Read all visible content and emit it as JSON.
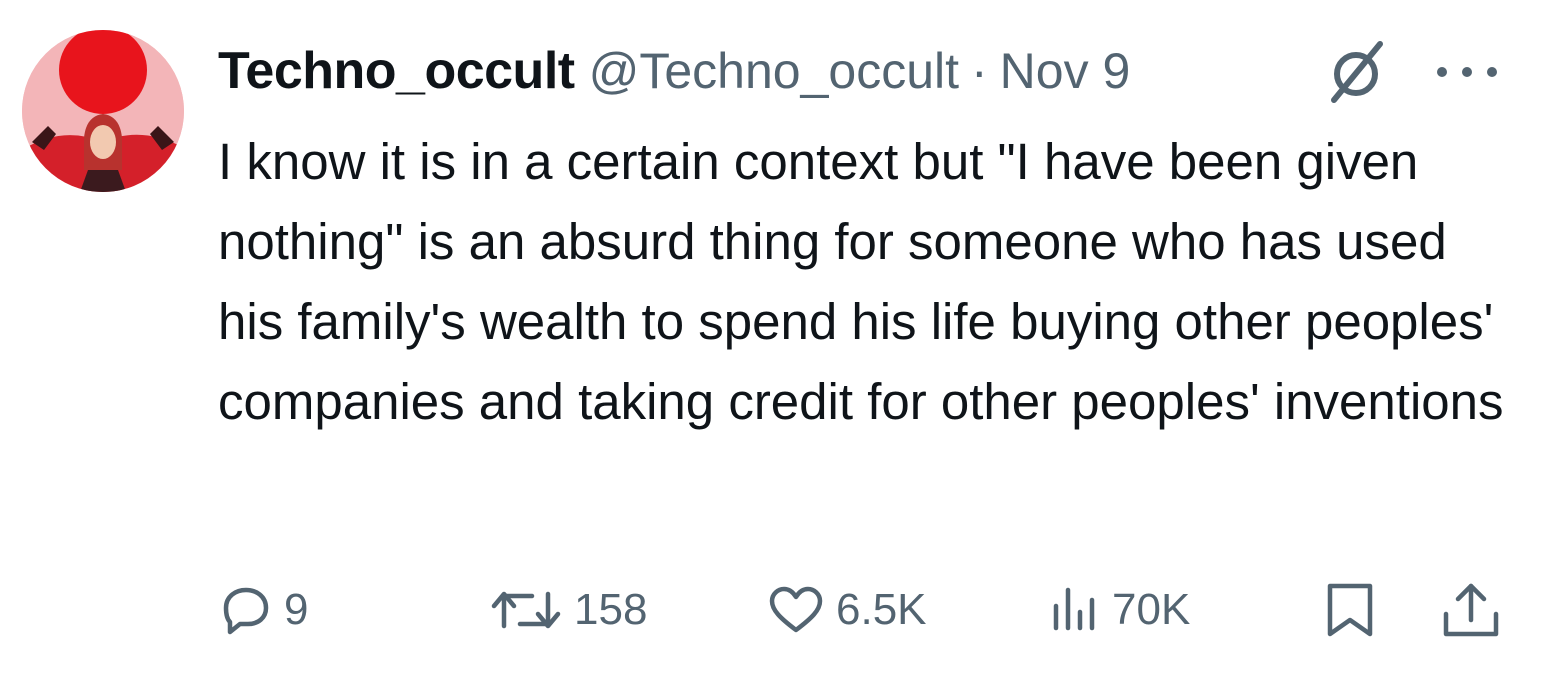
{
  "author": {
    "display_name": "Techno_occult",
    "handle": "@Techno_occult",
    "separator": "·",
    "date": "Nov 9"
  },
  "tweet": {
    "text": "I know it is in a certain context but \"I have been given nothing\" is an absurd thing for someone who has used his family's wealth to spend his life buying other peoples' companies and taking credit for other peoples' inventions"
  },
  "actions": {
    "replies": "9",
    "retweets": "158",
    "likes": "6.5K",
    "views": "70K"
  },
  "icons": {
    "header": [
      "grok-icon",
      "more-options-icon"
    ],
    "actions": [
      "reply-icon",
      "retweet-icon",
      "like-icon",
      "views-icon",
      "bookmark-icon",
      "share-icon"
    ]
  },
  "colors": {
    "text_primary": "#0f1419",
    "text_secondary": "#536471",
    "background": "#ffffff",
    "avatar_sun": "#e8141c",
    "avatar_bg": "#f3b5b8"
  }
}
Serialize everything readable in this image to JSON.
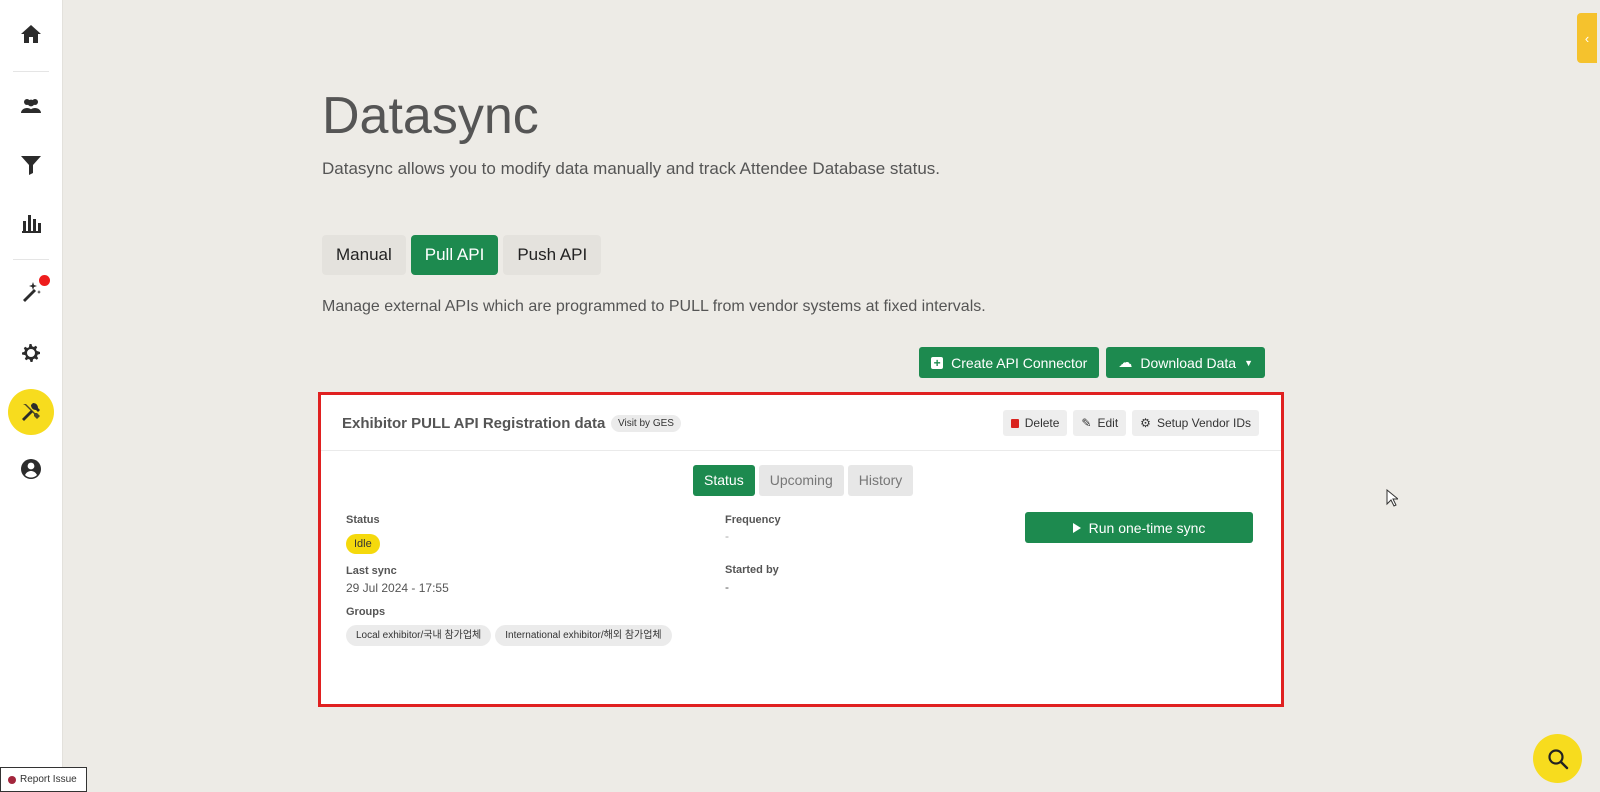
{
  "sidebar": {
    "items": [
      {
        "name": "home",
        "icon": "home-icon"
      },
      {
        "name": "attendees",
        "icon": "users-icon"
      },
      {
        "name": "filter",
        "icon": "filter-icon"
      },
      {
        "name": "analytics",
        "icon": "bar-chart-icon"
      },
      {
        "name": "magic",
        "icon": "magic-wand-icon"
      },
      {
        "name": "settings",
        "icon": "gear-icon"
      },
      {
        "name": "tools",
        "icon": "tools-icon"
      },
      {
        "name": "account",
        "icon": "user-circle-icon"
      }
    ]
  },
  "page": {
    "title": "Datasync",
    "subtitle": "Datasync allows you to modify data manually and track Attendee Database status."
  },
  "tabs": [
    "Manual",
    "Pull API",
    "Push API"
  ],
  "active_tab": "Pull API",
  "tab_description": "Manage external APIs which are programmed to PULL from vendor systems at fixed intervals.",
  "actions": {
    "create_label": "Create API Connector",
    "download_label": "Download Data"
  },
  "connector": {
    "title": "Exhibitor PULL API Registration data",
    "vendor_badge": "Visit by GES",
    "delete_label": "Delete",
    "edit_label": "Edit",
    "setup_label": "Setup Vendor IDs",
    "inner_tabs": [
      "Status",
      "Upcoming",
      "History"
    ],
    "status_label": "Status",
    "status_value": "Idle",
    "last_sync_label": "Last sync",
    "last_sync_value": "29 Jul 2024 - 17:55",
    "groups_label": "Groups",
    "groups": [
      "Local exhibitor/국내 참가업체",
      "International exhibitor/해외 참가업체"
    ],
    "frequency_label": "Frequency",
    "frequency_value": "-",
    "started_by_label": "Started by",
    "started_by_value": "-",
    "run_label": "Run one-time sync"
  },
  "footer": {
    "report_label": "Report Issue"
  },
  "colors": {
    "accent_green": "#1d8a4f",
    "accent_yellow": "#f7dc1e",
    "highlight_red": "#e02020"
  }
}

Job:
Restate the listing above word for word, and skip the pictures.

The answer:
Read all visible content and emit it as JSON.
{
  "author": {
    "display_name": "Techno_occult",
    "handle": "@Techno_occult",
    "separator": "·",
    "date": "Nov 9"
  },
  "tweet": {
    "text": "I know it is in a certain context but \"I have been given nothing\" is an absurd thing for someone who has used his family's wealth to spend his life buying other peoples' companies and taking credit for other peoples' inventions"
  },
  "actions": {
    "replies": "9",
    "retweets": "158",
    "likes": "6.5K",
    "views": "70K"
  },
  "icons": {
    "header": [
      "grok-icon",
      "more-options-icon"
    ],
    "actions": [
      "reply-icon",
      "retweet-icon",
      "like-icon",
      "views-icon",
      "bookmark-icon",
      "share-icon"
    ]
  },
  "colors": {
    "text_primary": "#0f1419",
    "text_secondary": "#536471",
    "background": "#ffffff",
    "avatar_sun": "#e8141c",
    "avatar_bg": "#f3b5b8"
  }
}
Serialize everything readable in this image to JSON.
{
  "sidebar": {
    "items": [
      {
        "name": "home",
        "icon": "home-icon"
      },
      {
        "name": "attendees",
        "icon": "users-icon"
      },
      {
        "name": "filter",
        "icon": "filter-icon"
      },
      {
        "name": "analytics",
        "icon": "bar-chart-icon"
      },
      {
        "name": "magic",
        "icon": "magic-wand-icon"
      },
      {
        "name": "settings",
        "icon": "gear-icon"
      },
      {
        "name": "tools",
        "icon": "tools-icon"
      },
      {
        "name": "account",
        "icon": "user-circle-icon"
      }
    ]
  },
  "page": {
    "title": "Datasync",
    "subtitle": "Datasync allows you to modify data manually and track Attendee Database status."
  },
  "tabs": [
    "Manual",
    "Pull API",
    "Push API"
  ],
  "active_tab": "Pull API",
  "tab_description": "Manage external APIs which are programmed to PULL from vendor systems at fixed intervals.",
  "actions": {
    "create_label": "Create API Connector",
    "download_label": "Download Data"
  },
  "connector": {
    "title": "Exhibitor PULL API Registration data",
    "vendor_badge": "Visit by GES",
    "delete_label": "Delete",
    "edit_label": "Edit",
    "setup_label": "Setup Vendor IDs",
    "inner_tabs": [
      "Status",
      "Upcoming",
      "History"
    ],
    "status_label": "Status",
    "status_value": "Idle",
    "last_sync_label": "Last sync",
    "last_sync_value": "29 Jul 2024 - 17:55",
    "groups_label": "Groups",
    "groups": [
      "Local exhibitor/국내 참가업체",
      "International exhibitor/해외 참가업체"
    ],
    "frequency_label": "Frequency",
    "frequency_value": "-",
    "started_by_label": "Started by",
    "started_by_value": "-",
    "run_label": "Run one-time sync"
  },
  "footer": {
    "report_label": "Report Issue"
  },
  "colors": {
    "accent_green": "#1d8a4f",
    "accent_yellow": "#f7dc1e",
    "highlight_red": "#e02020"
  }
}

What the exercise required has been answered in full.